Brief:
Where a line of the material contains the string "ROAD", copy that line.

Records for the task:
......
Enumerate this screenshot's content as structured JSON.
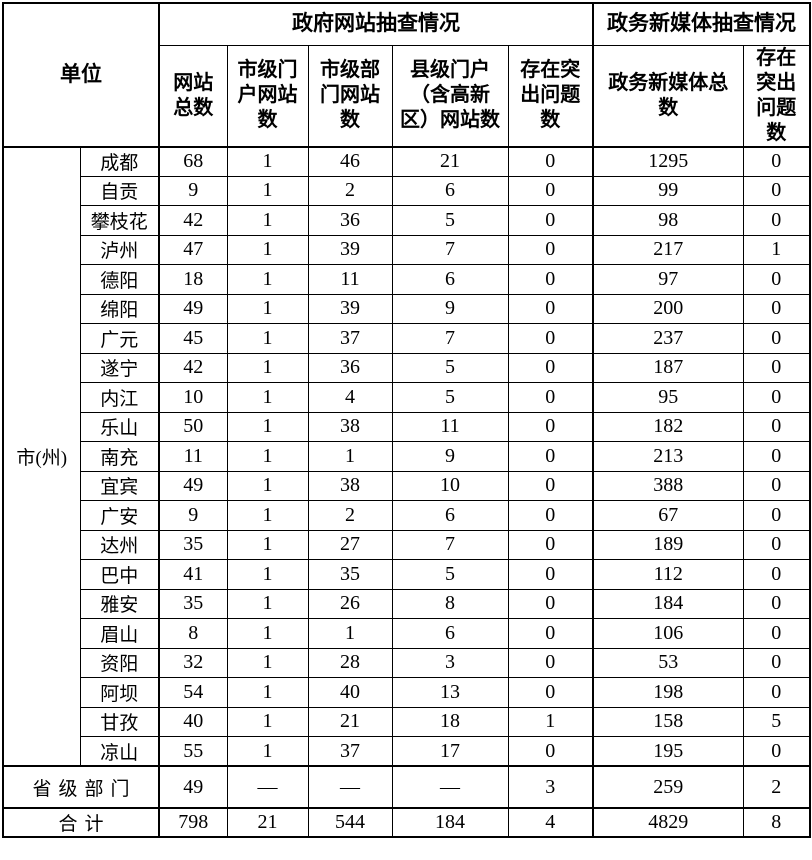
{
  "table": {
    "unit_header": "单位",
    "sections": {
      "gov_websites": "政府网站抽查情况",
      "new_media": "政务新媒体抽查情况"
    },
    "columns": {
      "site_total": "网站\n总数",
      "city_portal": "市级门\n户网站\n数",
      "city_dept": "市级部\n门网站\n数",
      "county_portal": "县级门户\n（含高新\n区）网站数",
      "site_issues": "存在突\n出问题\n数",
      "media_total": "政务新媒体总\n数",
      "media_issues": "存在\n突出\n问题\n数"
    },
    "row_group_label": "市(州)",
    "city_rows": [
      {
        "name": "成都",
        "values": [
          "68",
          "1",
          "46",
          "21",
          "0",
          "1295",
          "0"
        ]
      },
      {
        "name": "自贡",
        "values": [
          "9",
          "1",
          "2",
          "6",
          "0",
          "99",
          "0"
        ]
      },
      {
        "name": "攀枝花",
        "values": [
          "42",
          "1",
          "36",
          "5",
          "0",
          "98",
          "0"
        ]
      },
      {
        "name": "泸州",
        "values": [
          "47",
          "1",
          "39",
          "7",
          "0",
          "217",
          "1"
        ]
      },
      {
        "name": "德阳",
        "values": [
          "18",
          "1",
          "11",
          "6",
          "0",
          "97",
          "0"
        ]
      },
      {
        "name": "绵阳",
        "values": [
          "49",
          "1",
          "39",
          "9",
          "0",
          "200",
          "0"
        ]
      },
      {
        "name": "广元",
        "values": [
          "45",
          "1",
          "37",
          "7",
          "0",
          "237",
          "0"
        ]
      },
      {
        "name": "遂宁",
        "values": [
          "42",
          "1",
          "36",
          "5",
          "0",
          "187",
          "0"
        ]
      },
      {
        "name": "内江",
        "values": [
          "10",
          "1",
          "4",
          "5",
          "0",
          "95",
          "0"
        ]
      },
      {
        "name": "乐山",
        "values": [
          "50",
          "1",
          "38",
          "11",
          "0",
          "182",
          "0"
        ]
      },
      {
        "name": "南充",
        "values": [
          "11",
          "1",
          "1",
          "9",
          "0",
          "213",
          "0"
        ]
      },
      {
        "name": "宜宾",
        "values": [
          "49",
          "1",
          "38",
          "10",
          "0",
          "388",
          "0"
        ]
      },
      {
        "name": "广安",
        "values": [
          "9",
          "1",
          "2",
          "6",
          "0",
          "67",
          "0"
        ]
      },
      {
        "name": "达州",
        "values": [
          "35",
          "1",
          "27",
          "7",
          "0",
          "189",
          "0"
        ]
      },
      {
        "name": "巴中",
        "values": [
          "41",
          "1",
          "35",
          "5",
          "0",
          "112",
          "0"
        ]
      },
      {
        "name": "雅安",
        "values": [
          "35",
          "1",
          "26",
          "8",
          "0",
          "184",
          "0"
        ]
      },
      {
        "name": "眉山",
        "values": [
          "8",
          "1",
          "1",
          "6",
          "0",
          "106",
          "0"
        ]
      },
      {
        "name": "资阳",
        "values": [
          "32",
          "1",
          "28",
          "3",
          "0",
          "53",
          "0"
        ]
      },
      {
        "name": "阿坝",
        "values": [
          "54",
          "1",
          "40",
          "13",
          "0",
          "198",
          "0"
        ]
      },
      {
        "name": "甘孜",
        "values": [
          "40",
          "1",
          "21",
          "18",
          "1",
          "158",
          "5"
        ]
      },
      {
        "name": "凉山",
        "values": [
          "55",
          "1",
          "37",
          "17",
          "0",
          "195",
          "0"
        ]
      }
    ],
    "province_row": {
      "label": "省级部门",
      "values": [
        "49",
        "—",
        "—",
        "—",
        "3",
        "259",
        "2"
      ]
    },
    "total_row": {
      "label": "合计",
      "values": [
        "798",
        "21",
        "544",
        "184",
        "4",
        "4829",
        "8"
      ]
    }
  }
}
......
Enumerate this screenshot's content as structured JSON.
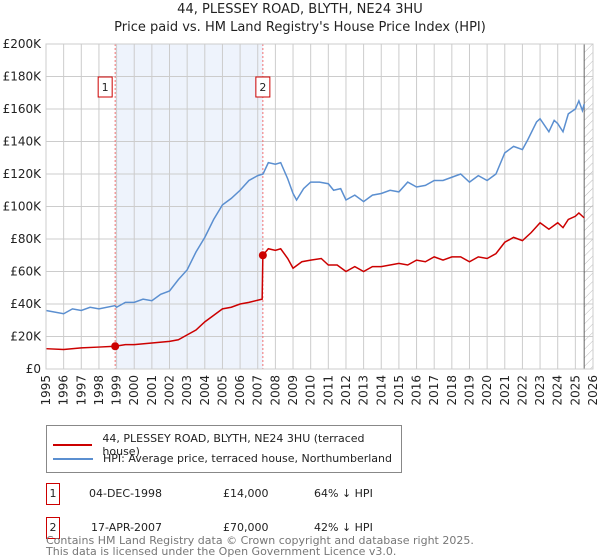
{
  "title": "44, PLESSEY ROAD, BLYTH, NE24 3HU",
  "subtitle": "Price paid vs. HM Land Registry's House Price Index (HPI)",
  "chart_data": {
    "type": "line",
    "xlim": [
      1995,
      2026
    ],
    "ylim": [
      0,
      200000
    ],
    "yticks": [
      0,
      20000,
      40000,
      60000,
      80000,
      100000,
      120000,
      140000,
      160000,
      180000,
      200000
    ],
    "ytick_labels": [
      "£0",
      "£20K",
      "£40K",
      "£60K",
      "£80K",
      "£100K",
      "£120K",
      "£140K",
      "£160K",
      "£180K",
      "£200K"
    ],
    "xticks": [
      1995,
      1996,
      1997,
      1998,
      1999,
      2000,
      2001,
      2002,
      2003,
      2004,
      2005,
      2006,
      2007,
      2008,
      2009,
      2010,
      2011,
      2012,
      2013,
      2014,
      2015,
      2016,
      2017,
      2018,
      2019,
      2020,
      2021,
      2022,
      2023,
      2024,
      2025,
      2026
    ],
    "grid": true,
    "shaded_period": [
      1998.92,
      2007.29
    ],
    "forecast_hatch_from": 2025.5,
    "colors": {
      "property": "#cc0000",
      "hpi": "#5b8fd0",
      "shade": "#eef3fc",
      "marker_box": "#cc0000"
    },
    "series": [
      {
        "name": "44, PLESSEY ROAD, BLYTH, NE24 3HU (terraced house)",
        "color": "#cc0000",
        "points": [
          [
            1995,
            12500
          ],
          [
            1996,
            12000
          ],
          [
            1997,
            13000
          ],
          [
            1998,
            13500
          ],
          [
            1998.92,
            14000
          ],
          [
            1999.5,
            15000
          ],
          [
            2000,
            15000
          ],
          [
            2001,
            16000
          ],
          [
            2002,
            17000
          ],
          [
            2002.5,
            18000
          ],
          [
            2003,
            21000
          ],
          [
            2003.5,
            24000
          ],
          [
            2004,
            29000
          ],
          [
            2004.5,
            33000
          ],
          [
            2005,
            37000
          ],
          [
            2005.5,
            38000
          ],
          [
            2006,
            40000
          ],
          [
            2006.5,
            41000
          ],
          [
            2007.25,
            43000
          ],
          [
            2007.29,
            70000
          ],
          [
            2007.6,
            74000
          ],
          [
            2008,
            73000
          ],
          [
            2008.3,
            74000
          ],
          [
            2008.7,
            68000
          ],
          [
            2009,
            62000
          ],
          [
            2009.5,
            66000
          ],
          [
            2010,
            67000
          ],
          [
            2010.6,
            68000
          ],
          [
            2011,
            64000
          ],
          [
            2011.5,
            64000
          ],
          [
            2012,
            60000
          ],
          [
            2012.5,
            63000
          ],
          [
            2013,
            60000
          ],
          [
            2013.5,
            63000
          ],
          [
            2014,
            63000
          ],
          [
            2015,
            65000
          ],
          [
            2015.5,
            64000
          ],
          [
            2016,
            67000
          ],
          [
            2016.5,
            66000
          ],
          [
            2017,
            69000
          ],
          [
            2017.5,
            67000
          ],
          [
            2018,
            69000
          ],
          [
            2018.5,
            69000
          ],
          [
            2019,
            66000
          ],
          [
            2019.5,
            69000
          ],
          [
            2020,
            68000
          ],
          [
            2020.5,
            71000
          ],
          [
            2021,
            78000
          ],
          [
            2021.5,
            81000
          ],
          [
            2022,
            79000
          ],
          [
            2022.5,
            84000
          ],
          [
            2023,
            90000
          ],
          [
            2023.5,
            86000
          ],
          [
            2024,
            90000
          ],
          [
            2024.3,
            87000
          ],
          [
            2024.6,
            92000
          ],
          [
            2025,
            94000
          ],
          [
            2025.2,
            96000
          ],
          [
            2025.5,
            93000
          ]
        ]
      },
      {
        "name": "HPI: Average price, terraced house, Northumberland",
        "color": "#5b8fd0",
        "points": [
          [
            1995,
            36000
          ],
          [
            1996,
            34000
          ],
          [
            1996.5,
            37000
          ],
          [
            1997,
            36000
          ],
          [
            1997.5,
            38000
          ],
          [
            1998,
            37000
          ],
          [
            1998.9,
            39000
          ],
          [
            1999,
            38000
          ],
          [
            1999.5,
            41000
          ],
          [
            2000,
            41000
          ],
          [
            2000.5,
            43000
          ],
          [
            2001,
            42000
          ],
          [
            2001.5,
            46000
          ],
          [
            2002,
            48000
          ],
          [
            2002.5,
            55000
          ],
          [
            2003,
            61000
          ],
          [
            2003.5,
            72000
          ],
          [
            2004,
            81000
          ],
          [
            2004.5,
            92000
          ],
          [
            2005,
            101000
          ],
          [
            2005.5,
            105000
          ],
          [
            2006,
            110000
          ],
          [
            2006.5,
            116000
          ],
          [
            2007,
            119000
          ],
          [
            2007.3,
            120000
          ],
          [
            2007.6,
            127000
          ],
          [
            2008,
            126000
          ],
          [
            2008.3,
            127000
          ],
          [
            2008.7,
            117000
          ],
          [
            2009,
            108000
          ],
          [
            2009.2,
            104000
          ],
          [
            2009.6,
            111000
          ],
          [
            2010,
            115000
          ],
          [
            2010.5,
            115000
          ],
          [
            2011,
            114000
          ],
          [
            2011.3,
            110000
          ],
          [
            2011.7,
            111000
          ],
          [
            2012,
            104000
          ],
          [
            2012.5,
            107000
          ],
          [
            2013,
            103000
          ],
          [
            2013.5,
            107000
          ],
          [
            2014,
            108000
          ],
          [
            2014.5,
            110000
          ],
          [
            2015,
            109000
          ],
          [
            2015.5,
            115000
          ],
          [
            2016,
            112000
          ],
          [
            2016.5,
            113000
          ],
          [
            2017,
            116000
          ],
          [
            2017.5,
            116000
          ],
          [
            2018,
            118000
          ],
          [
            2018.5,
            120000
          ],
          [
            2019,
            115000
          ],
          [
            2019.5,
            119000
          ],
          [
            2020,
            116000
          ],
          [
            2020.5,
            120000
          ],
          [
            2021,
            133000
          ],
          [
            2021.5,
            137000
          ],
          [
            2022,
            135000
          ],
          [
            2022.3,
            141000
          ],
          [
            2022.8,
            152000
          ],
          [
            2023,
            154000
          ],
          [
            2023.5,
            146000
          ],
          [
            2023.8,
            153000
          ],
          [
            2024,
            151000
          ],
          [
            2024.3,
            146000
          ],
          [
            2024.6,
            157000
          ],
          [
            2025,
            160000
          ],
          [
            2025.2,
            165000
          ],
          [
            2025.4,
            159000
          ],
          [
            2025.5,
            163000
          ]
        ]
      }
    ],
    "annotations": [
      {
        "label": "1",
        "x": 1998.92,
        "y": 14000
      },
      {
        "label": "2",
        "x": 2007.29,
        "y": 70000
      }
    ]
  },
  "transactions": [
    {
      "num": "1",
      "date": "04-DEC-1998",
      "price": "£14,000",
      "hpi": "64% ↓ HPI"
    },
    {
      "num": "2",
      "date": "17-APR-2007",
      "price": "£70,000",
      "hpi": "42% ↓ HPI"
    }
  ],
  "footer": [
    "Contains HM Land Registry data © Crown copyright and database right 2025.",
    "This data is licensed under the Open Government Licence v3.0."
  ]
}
......
Answer:
  "title": "44, PLESSEY ROAD, BLYTH, NE24 3HU",
        "name": "44, PLESSEY ROAD, BLYTH, NE24 3HU (terraced house)",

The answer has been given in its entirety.